=== DATA EXTRACT ===
-.-.-

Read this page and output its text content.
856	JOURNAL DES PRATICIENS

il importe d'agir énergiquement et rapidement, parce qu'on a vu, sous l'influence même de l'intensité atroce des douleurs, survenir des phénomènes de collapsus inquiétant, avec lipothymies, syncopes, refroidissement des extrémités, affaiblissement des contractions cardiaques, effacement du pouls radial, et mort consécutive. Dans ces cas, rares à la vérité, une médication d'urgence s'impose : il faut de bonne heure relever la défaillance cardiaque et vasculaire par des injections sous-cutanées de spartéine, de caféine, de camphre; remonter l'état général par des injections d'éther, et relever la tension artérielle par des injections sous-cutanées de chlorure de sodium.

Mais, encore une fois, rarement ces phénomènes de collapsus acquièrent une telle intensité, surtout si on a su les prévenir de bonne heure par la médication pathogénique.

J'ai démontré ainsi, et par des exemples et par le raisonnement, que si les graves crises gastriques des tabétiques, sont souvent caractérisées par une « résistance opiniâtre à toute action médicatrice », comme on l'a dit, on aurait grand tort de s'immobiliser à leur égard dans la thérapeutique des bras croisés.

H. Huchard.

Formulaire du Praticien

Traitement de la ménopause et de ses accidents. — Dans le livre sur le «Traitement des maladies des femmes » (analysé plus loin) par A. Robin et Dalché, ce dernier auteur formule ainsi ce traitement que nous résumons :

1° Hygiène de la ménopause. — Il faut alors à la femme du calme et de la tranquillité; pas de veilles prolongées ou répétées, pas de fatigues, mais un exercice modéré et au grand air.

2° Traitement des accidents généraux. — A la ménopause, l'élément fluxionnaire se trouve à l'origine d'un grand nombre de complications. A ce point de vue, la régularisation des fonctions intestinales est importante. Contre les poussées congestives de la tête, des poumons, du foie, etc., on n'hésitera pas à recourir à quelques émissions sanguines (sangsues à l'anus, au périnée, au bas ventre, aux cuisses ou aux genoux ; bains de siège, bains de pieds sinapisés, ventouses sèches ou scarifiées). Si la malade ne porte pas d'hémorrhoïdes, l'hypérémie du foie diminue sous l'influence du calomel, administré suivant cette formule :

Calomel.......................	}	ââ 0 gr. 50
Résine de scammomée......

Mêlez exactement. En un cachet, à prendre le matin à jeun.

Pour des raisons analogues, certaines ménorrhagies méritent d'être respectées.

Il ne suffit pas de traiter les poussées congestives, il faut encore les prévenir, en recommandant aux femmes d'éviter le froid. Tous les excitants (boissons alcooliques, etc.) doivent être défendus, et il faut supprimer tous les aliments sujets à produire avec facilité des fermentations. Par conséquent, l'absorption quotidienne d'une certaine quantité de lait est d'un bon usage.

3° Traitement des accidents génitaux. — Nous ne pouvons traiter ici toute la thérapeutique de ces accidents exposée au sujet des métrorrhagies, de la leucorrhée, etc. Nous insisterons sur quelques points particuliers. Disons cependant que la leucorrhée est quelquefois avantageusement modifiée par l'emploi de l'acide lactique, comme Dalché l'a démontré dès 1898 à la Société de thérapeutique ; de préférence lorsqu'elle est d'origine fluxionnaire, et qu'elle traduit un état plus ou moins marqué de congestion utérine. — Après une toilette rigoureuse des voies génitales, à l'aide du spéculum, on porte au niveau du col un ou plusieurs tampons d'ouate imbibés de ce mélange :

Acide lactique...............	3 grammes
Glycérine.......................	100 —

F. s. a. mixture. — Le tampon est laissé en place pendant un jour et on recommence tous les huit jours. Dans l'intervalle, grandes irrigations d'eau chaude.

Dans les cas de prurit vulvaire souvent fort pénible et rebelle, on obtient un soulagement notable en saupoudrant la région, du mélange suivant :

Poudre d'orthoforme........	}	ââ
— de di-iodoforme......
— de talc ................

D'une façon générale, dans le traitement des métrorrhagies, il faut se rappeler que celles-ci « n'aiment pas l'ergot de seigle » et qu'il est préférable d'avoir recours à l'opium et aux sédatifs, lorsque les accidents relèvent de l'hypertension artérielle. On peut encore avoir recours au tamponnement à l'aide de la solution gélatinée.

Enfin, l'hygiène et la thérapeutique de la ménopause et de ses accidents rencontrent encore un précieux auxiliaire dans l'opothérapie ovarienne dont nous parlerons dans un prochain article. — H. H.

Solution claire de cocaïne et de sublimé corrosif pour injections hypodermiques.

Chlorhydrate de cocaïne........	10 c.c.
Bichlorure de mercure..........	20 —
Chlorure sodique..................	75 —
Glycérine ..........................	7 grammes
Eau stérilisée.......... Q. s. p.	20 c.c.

-.-.-

=== WHAT YOU HAVE TO DO ===
Repeat every line of the material exactly as given.

=== TASK ANSWER ===
Read this page and output its text content.
856	JOURNAL DES PRATICIENS

il importe d'agir énergiquement et rapidement, parce qu'on a vu, sous l'influence même de l'intensité atroce des douleurs, survenir des phénomènes de collapsus inquiétant, avec lipothymies, syncopes, refroidissement des extrémités, affaiblissement des contractions cardiaques, effacement du pouls radial, et mort consécutive. Dans ces cas, rares à la vérité, une médication d'urgence s'impose : il faut de bonne heure relever la défaillance cardiaque et vasculaire par des injections sous-cutanées de spartéine, de caféine, de camphre; remonter l'état général par des injections d'éther, et relever la tension artérielle par des injections sous-cutanées de chlorure de sodium.

Mais, encore une fois, rarement ces phénomènes de collapsus acquièrent une telle intensité, surtout si on a su les prévenir de bonne heure par la médication pathogénique.

J'ai démontré ainsi, et par des exemples et par le raisonnement, que si les graves crises gastriques des tabétiques, sont souvent caractérisées par une « résistance opiniâtre à toute action médicatrice », comme on l'a dit, on aurait grand tort de s'immobiliser à leur égard dans la thérapeutique des bras croisés.

H. Huchard.

Formulaire du Praticien

Traitement de la ménopause et de ses accidents. — Dans le livre sur le «Traitement des maladies des femmes » (analysé plus loin) par A. Robin et Dalché, ce dernier auteur formule ainsi ce traitement que nous résumons :

1° Hygiène de la ménopause. — Il faut alors à la femme du calme et de la tranquillité; pas de veilles prolongées ou répétées, pas de fatigues, mais un exercice modéré et au grand air.

2° Traitement des accidents généraux. — A la ménopause, l'élément fluxionnaire se trouve à l'origine d'un grand nombre de complications. A ce point de vue, la régularisation des fonctions intestinales est importante. Contre les poussées congestives de la tête, des poumons, du foie, etc., on n'hésitera pas à recourir à quelques émissions sanguines (sangsues à l'anus, au périnée, au bas ventre, aux cuisses ou aux genoux ; bains de siège, bains de pieds sinapisés, ventouses sèches ou scarifiées). Si la malade ne porte pas d'hémorrhoïdes, l'hypérémie du foie diminue sous l'influence du calomel, administré suivant cette formule :

Calomel.......................	}	ââ 0 gr. 50
Résine de scammomée......

Mêlez exactement. En un cachet, à prendre le matin à jeun.

Pour des raisons analogues, certaines ménorrhagies méritent d'être respectées.

Il ne suffit pas de traiter les poussées congestives, il faut encore les prévenir, en recommandant aux femmes d'éviter le froid. Tous les excitants (boissons alcooliques, etc.) doivent être défendus, et il faut supprimer tous les aliments sujets à produire avec facilité des fermentations. Par conséquent, l'absorption quotidienne d'une certaine quantité de lait est d'un bon usage.

3° Traitement des accidents génitaux. — Nous ne pouvons traiter ici toute la thérapeutique de ces accidents exposée au sujet des métrorrhagies, de la leucorrhée, etc. Nous insisterons sur quelques points particuliers. Disons cependant que la leucorrhée est quelquefois avantageusement modifiée par l'emploi de l'acide lactique, comme Dalché l'a démontré dès 1898 à la Société de thérapeutique ; de préférence lorsqu'elle est d'origine fluxionnaire, et qu'elle traduit un état plus ou moins marqué de congestion utérine. — Après une toilette rigoureuse des voies génitales, à l'aide du spéculum, on porte au niveau du col un ou plusieurs tampons d'ouate imbibés de ce mélange :

Acide lactique...............	3 grammes
Glycérine.......................	100 —

F. s. a. mixture. — Le tampon est laissé en place pendant un jour et on recommence tous les huit jours. Dans l'intervalle, grandes irrigations d'eau chaude.

Dans les cas de prurit vulvaire souvent fort pénible et rebelle, on obtient un soulagement notable en saupoudrant la région, du mélange suivant :

Poudre d'orthoforme........	}	ââ
— de di-iodoforme......
— de talc ................

D'une façon générale, dans le traitement des métrorrhagies, il faut se rappeler que celles-ci « n'aiment pas l'ergot de seigle » et qu'il est préférable d'avoir recours à l'opium et aux sédatifs, lorsque les accidents relèvent de l'hypertension artérielle. On peut encore avoir recours au tamponnement à l'aide de la solution gélatinée.

Enfin, l'hygiène et la thérapeutique de la ménopause et de ses accidents rencontrent encore un précieux auxiliaire dans l'opothérapie ovarienne dont nous parlerons dans un prochain article. — H. H.

Solution claire de cocaïne et de sublimé corrosif pour injections hypodermiques.

Chlorhydrate de cocaïne........	10 c.c.
Bichlorure de mercure..........	20 —
Chlorure sodique..................	75 —
Glycérine ..........................	7 grammes
Eau stérilisée.......... Q. s. p.	20 c.c.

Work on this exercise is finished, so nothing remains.